## PROMPT
Every line with the string "żywności" should be gathered.

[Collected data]
++++++++
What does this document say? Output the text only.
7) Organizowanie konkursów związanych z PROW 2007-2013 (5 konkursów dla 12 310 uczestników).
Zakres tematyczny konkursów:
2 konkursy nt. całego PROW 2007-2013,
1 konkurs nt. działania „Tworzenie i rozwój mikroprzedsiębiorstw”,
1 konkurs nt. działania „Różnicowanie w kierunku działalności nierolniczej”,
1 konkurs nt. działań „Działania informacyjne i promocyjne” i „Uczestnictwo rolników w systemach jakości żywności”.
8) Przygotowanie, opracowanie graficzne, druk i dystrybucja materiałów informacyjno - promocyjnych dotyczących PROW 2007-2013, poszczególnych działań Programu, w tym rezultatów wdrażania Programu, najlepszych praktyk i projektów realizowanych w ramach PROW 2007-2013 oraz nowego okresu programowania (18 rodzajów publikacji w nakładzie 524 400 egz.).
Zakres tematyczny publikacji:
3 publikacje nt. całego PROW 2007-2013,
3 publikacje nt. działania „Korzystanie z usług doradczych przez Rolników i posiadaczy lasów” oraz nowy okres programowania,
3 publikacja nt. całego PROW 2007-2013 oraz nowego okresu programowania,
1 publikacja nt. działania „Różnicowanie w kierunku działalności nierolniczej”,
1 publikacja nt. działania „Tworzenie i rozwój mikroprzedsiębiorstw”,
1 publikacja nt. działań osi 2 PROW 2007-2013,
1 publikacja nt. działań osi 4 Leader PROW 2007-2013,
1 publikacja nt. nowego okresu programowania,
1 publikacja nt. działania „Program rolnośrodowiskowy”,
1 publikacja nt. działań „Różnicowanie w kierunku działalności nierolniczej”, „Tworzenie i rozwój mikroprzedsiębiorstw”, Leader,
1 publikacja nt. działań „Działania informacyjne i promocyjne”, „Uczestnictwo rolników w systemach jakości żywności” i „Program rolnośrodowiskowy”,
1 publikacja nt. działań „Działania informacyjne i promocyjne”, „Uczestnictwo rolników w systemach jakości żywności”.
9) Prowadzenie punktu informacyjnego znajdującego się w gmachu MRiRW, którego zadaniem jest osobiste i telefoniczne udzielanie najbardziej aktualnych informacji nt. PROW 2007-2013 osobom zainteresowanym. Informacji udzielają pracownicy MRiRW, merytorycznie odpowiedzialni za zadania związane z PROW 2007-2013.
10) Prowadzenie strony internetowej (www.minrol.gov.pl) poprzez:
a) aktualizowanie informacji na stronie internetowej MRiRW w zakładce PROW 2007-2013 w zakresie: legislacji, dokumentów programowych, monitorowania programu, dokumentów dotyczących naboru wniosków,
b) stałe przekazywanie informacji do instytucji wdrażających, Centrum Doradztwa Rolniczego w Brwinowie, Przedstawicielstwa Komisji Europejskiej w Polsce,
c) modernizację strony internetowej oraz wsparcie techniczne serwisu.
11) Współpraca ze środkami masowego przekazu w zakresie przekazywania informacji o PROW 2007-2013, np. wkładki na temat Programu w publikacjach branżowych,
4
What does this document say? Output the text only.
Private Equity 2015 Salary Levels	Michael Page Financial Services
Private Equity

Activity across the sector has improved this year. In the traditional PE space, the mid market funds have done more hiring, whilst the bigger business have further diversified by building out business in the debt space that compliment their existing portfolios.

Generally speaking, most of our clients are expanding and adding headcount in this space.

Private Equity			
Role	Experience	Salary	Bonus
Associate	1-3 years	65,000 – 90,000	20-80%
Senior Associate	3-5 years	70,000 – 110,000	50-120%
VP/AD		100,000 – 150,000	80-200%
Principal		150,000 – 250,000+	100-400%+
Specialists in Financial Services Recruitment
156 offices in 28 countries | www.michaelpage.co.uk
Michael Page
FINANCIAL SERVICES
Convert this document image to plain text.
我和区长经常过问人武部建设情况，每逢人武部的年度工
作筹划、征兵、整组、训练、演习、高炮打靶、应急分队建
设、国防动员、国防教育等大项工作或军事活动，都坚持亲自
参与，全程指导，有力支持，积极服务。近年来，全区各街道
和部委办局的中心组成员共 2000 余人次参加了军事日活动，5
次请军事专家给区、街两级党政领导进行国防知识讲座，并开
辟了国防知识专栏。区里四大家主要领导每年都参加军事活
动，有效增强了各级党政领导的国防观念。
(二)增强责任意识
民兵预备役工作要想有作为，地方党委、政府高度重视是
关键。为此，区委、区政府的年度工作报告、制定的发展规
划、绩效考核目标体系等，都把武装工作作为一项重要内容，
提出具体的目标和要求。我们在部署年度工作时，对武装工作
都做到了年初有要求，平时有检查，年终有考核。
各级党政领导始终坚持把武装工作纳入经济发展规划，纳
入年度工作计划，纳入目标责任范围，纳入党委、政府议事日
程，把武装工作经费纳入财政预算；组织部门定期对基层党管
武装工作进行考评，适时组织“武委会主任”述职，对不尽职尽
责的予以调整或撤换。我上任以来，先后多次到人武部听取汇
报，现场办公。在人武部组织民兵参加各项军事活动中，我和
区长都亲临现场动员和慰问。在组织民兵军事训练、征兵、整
++++++++
## ANSWER TO THIS EXERCISE
1 konkurs nt. działań „Działania informacyjne i promocyjne” i „Uczestnictwo rolników w systemach jakości żywności”.
1 publikacja nt. działań „Działania informacyjne i promocyjne”, „Uczestnictwo rolników w systemach jakości żywności” i „Program rolnośrodowiskowy”,
1 publikacja nt. działań „Działania informacyjne i promocyjne”, „Uczestnictwo rolników w systemach jakości żywności”.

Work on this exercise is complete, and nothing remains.